What this task involves: Repeat each record below exactly, dropping the pictures.
** Start of Dataset records **
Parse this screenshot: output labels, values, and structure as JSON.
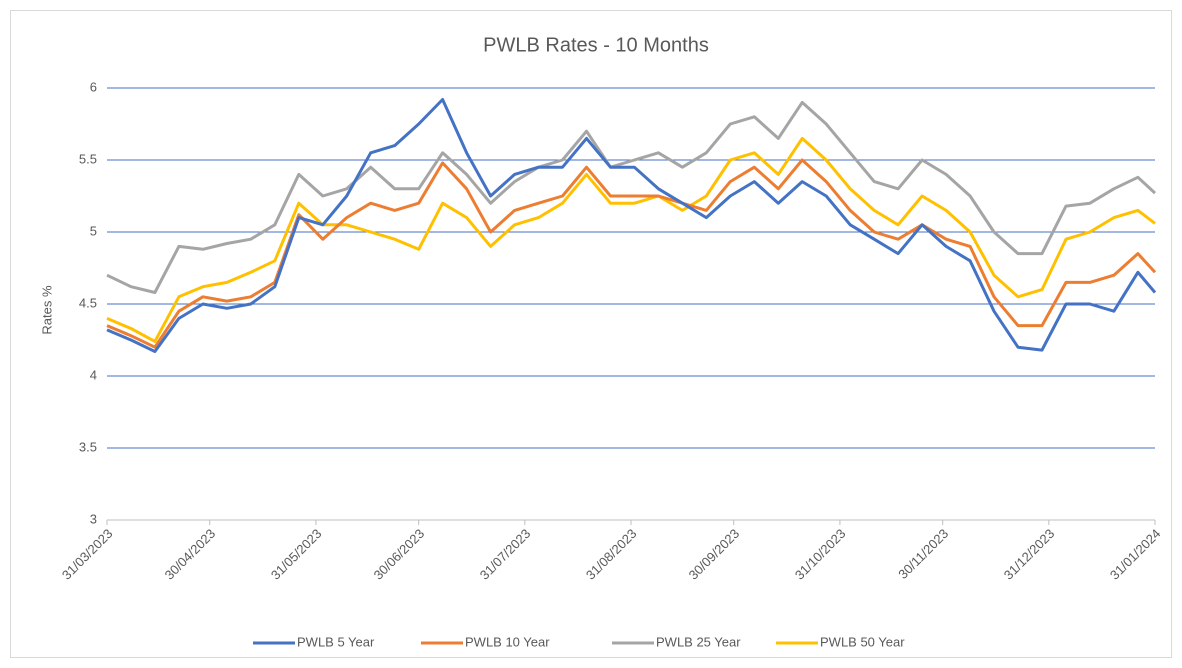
{
  "chart_data": {
    "type": "line",
    "title": "PWLB Rates - 10 Months",
    "y_label": "Rates %",
    "x": [
      "31/03/2023",
      "07/04/2023",
      "14/04/2023",
      "21/04/2023",
      "28/04/2023",
      "05/05/2023",
      "12/05/2023",
      "19/05/2023",
      "26/05/2023",
      "02/06/2023",
      "09/06/2023",
      "16/06/2023",
      "23/06/2023",
      "30/06/2023",
      "07/07/2023",
      "14/07/2023",
      "21/07/2023",
      "28/07/2023",
      "04/08/2023",
      "11/08/2023",
      "18/08/2023",
      "25/08/2023",
      "01/09/2023",
      "08/09/2023",
      "15/09/2023",
      "22/09/2023",
      "29/09/2023",
      "06/10/2023",
      "13/10/2023",
      "20/10/2023",
      "27/10/2023",
      "03/11/2023",
      "10/11/2023",
      "17/11/2023",
      "24/11/2023",
      "01/12/2023",
      "08/12/2023",
      "15/12/2023",
      "22/12/2023",
      "29/12/2023",
      "05/01/2024",
      "12/01/2024",
      "19/01/2024",
      "26/01/2024",
      "31/01/2024"
    ],
    "series": [
      {
        "name": "PWLB 5 Year",
        "color": "#4472c4",
        "values": [
          4.32,
          4.25,
          4.17,
          4.4,
          4.5,
          4.47,
          4.5,
          4.62,
          5.1,
          5.05,
          5.25,
          5.55,
          5.6,
          5.75,
          5.92,
          5.55,
          5.25,
          5.4,
          5.45,
          5.45,
          5.65,
          5.45,
          5.45,
          5.3,
          5.2,
          5.1,
          5.25,
          5.35,
          5.2,
          5.35,
          5.25,
          5.05,
          4.95,
          4.85,
          5.05,
          4.9,
          4.8,
          4.45,
          4.2,
          4.18,
          4.5,
          4.5,
          4.45,
          4.72,
          4.58
        ]
      },
      {
        "name": "PWLB 10 Year",
        "color": "#ed7d31",
        "values": [
          4.35,
          4.28,
          4.2,
          4.45,
          4.55,
          4.52,
          4.55,
          4.65,
          5.12,
          4.95,
          5.1,
          5.2,
          5.15,
          5.2,
          5.48,
          5.3,
          5.0,
          5.15,
          5.2,
          5.25,
          5.45,
          5.25,
          5.25,
          5.25,
          5.2,
          5.15,
          5.35,
          5.45,
          5.3,
          5.5,
          5.35,
          5.15,
          5.0,
          4.95,
          5.05,
          4.95,
          4.9,
          4.55,
          4.35,
          4.35,
          4.65,
          4.65,
          4.7,
          4.85,
          4.72
        ]
      },
      {
        "name": "PWLB 25 Year",
        "color": "#a5a5a5",
        "values": [
          4.7,
          4.62,
          4.58,
          4.9,
          4.88,
          4.92,
          4.95,
          5.05,
          5.4,
          5.25,
          5.3,
          5.45,
          5.3,
          5.3,
          5.55,
          5.4,
          5.2,
          5.35,
          5.45,
          5.5,
          5.7,
          5.45,
          5.5,
          5.55,
          5.45,
          5.55,
          5.75,
          5.8,
          5.65,
          5.9,
          5.75,
          5.55,
          5.35,
          5.3,
          5.5,
          5.4,
          5.25,
          5.0,
          4.85,
          4.85,
          5.18,
          5.2,
          5.3,
          5.38,
          5.27
        ]
      },
      {
        "name": "PWLB 50 Year",
        "color": "#ffc000",
        "values": [
          4.4,
          4.33,
          4.24,
          4.55,
          4.62,
          4.65,
          4.72,
          4.8,
          5.2,
          5.05,
          5.05,
          5.0,
          4.95,
          4.88,
          5.2,
          5.1,
          4.9,
          5.05,
          5.1,
          5.2,
          5.4,
          5.2,
          5.2,
          5.25,
          5.15,
          5.25,
          5.5,
          5.55,
          5.4,
          5.65,
          5.5,
          5.3,
          5.15,
          5.05,
          5.25,
          5.15,
          5.0,
          4.7,
          4.55,
          4.6,
          4.95,
          5.0,
          5.1,
          5.15,
          5.06
        ]
      }
    ],
    "xlim": [
      "31/03/2023",
      "31/01/2024"
    ],
    "xticks": [
      "31/03/2023",
      "30/04/2023",
      "31/05/2023",
      "30/06/2023",
      "31/07/2023",
      "31/08/2023",
      "30/09/2023",
      "31/10/2023",
      "30/11/2023",
      "31/12/2023",
      "31/01/2024"
    ],
    "ylim": [
      3,
      6
    ],
    "yticks": [
      3,
      3.5,
      4,
      4.5,
      5,
      5.5,
      6
    ],
    "grid": true,
    "legend": "bottom"
  }
}
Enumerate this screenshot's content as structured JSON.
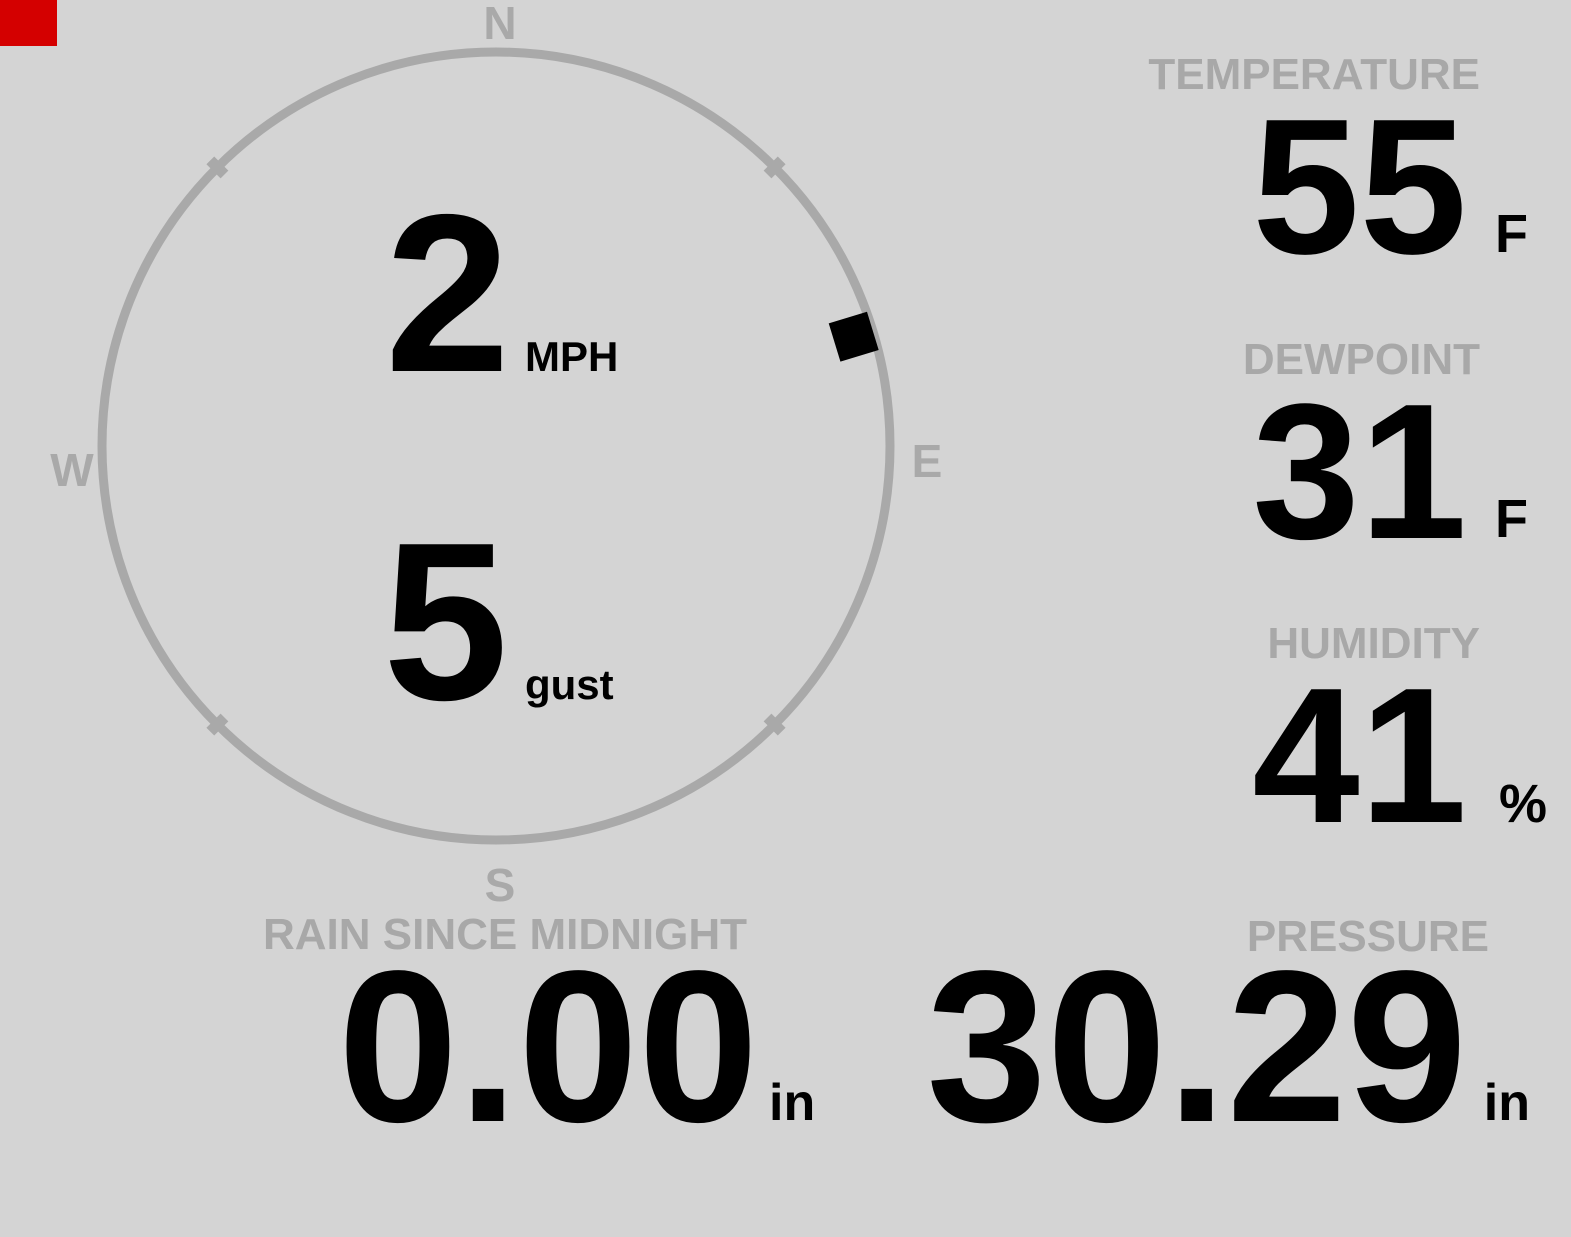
{
  "app": {
    "background_color": "#d4d4d4",
    "muted_gray": "#a9a9a9",
    "value_color": "#000000",
    "alert_color": "#d40000"
  },
  "wind_compass": {
    "cardinals": {
      "north": "N",
      "east": "E",
      "south": "S",
      "west": "W"
    },
    "speed": {
      "value": "2",
      "unit": "MPH"
    },
    "gust": {
      "value": "5",
      "unit": "gust"
    },
    "direction_degrees": 73
  },
  "metrics": {
    "temperature": {
      "label": "TEMPERATURE",
      "value": "55",
      "unit": "F"
    },
    "dewpoint": {
      "label": "DEWPOINT",
      "value": "31",
      "unit": "F"
    },
    "humidity": {
      "label": "HUMIDITY",
      "value": "41",
      "unit": "%"
    },
    "rain": {
      "label": "RAIN SINCE MIDNIGHT",
      "value": "0.00",
      "unit": "in"
    },
    "pressure": {
      "label": "PRESSURE",
      "value": "30.29",
      "unit": "in"
    }
  }
}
** End of Dataset records **
Response to this exercise:
Parse this screenshot: output labels, values, and structure as JSON.
{
  "chart_data": {
    "type": "line",
    "title": "PWLB Rates - 10 Months",
    "y_label": "Rates %",
    "x": [
      "31/03/2023",
      "07/04/2023",
      "14/04/2023",
      "21/04/2023",
      "28/04/2023",
      "05/05/2023",
      "12/05/2023",
      "19/05/2023",
      "26/05/2023",
      "02/06/2023",
      "09/06/2023",
      "16/06/2023",
      "23/06/2023",
      "30/06/2023",
      "07/07/2023",
      "14/07/2023",
      "21/07/2023",
      "28/07/2023",
      "04/08/2023",
      "11/08/2023",
      "18/08/2023",
      "25/08/2023",
      "01/09/2023",
      "08/09/2023",
      "15/09/2023",
      "22/09/2023",
      "29/09/2023",
      "06/10/2023",
      "13/10/2023",
      "20/10/2023",
      "27/10/2023",
      "03/11/2023",
      "10/11/2023",
      "17/11/2023",
      "24/11/2023",
      "01/12/2023",
      "08/12/2023",
      "15/12/2023",
      "22/12/2023",
      "29/12/2023",
      "05/01/2024",
      "12/01/2024",
      "19/01/2024",
      "26/01/2024",
      "31/01/2024"
    ],
    "series": [
      {
        "name": "PWLB 5 Year",
        "color": "#4472c4",
        "values": [
          4.32,
          4.25,
          4.17,
          4.4,
          4.5,
          4.47,
          4.5,
          4.62,
          5.1,
          5.05,
          5.25,
          5.55,
          5.6,
          5.75,
          5.92,
          5.55,
          5.25,
          5.4,
          5.45,
          5.45,
          5.65,
          5.45,
          5.45,
          5.3,
          5.2,
          5.1,
          5.25,
          5.35,
          5.2,
          5.35,
          5.25,
          5.05,
          4.95,
          4.85,
          5.05,
          4.9,
          4.8,
          4.45,
          4.2,
          4.18,
          4.5,
          4.5,
          4.45,
          4.72,
          4.58
        ]
      },
      {
        "name": "PWLB 10 Year",
        "color": "#ed7d31",
        "values": [
          4.35,
          4.28,
          4.2,
          4.45,
          4.55,
          4.52,
          4.55,
          4.65,
          5.12,
          4.95,
          5.1,
          5.2,
          5.15,
          5.2,
          5.48,
          5.3,
          5.0,
          5.15,
          5.2,
          5.25,
          5.45,
          5.25,
          5.25,
          5.25,
          5.2,
          5.15,
          5.35,
          5.45,
          5.3,
          5.5,
          5.35,
          5.15,
          5.0,
          4.95,
          5.05,
          4.95,
          4.9,
          4.55,
          4.35,
          4.35,
          4.65,
          4.65,
          4.7,
          4.85,
          4.72
        ]
      },
      {
        "name": "PWLB 25 Year",
        "color": "#a5a5a5",
        "values": [
          4.7,
          4.62,
          4.58,
          4.9,
          4.88,
          4.92,
          4.95,
          5.05,
          5.4,
          5.25,
          5.3,
          5.45,
          5.3,
          5.3,
          5.55,
          5.4,
          5.2,
          5.35,
          5.45,
          5.5,
          5.7,
          5.45,
          5.5,
          5.55,
          5.45,
          5.55,
          5.75,
          5.8,
          5.65,
          5.9,
          5.75,
          5.55,
          5.35,
          5.3,
          5.5,
          5.4,
          5.25,
          5.0,
          4.85,
          4.85,
          5.18,
          5.2,
          5.3,
          5.38,
          5.27
        ]
      },
      {
        "name": "PWLB 50 Year",
        "color": "#ffc000",
        "values": [
          4.4,
          4.33,
          4.24,
          4.55,
          4.62,
          4.65,
          4.72,
          4.8,
          5.2,
          5.05,
          5.05,
          5.0,
          4.95,
          4.88,
          5.2,
          5.1,
          4.9,
          5.05,
          5.1,
          5.2,
          5.4,
          5.2,
          5.2,
          5.25,
          5.15,
          5.25,
          5.5,
          5.55,
          5.4,
          5.65,
          5.5,
          5.3,
          5.15,
          5.05,
          5.25,
          5.15,
          5.0,
          4.7,
          4.55,
          4.6,
          4.95,
          5.0,
          5.1,
          5.15,
          5.06
        ]
      }
    ],
    "xlim": [
      "31/03/2023",
      "31/01/2024"
    ],
    "xticks": [
      "31/03/2023",
      "30/04/2023",
      "31/05/2023",
      "30/06/2023",
      "31/07/2023",
      "31/08/2023",
      "30/09/2023",
      "31/10/2023",
      "30/11/2023",
      "31/12/2023",
      "31/01/2024"
    ],
    "ylim": [
      3,
      6
    ],
    "yticks": [
      3,
      3.5,
      4,
      4.5,
      5,
      5.5,
      6
    ],
    "grid": true,
    "legend": "bottom"
  }
}
Enumerate this screenshot's content as structured JSON.
{
  "app": {
    "background_color": "#d4d4d4",
    "muted_gray": "#a9a9a9",
    "value_color": "#000000",
    "alert_color": "#d40000"
  },
  "wind_compass": {
    "cardinals": {
      "north": "N",
      "east": "E",
      "south": "S",
      "west": "W"
    },
    "speed": {
      "value": "2",
      "unit": "MPH"
    },
    "gust": {
      "value": "5",
      "unit": "gust"
    },
    "direction_degrees": 73
  },
  "metrics": {
    "temperature": {
      "label": "TEMPERATURE",
      "value": "55",
      "unit": "F"
    },
    "dewpoint": {
      "label": "DEWPOINT",
      "value": "31",
      "unit": "F"
    },
    "humidity": {
      "label": "HUMIDITY",
      "value": "41",
      "unit": "%"
    },
    "rain": {
      "label": "RAIN SINCE MIDNIGHT",
      "value": "0.00",
      "unit": "in"
    },
    "pressure": {
      "label": "PRESSURE",
      "value": "30.29",
      "unit": "in"
    }
  }
}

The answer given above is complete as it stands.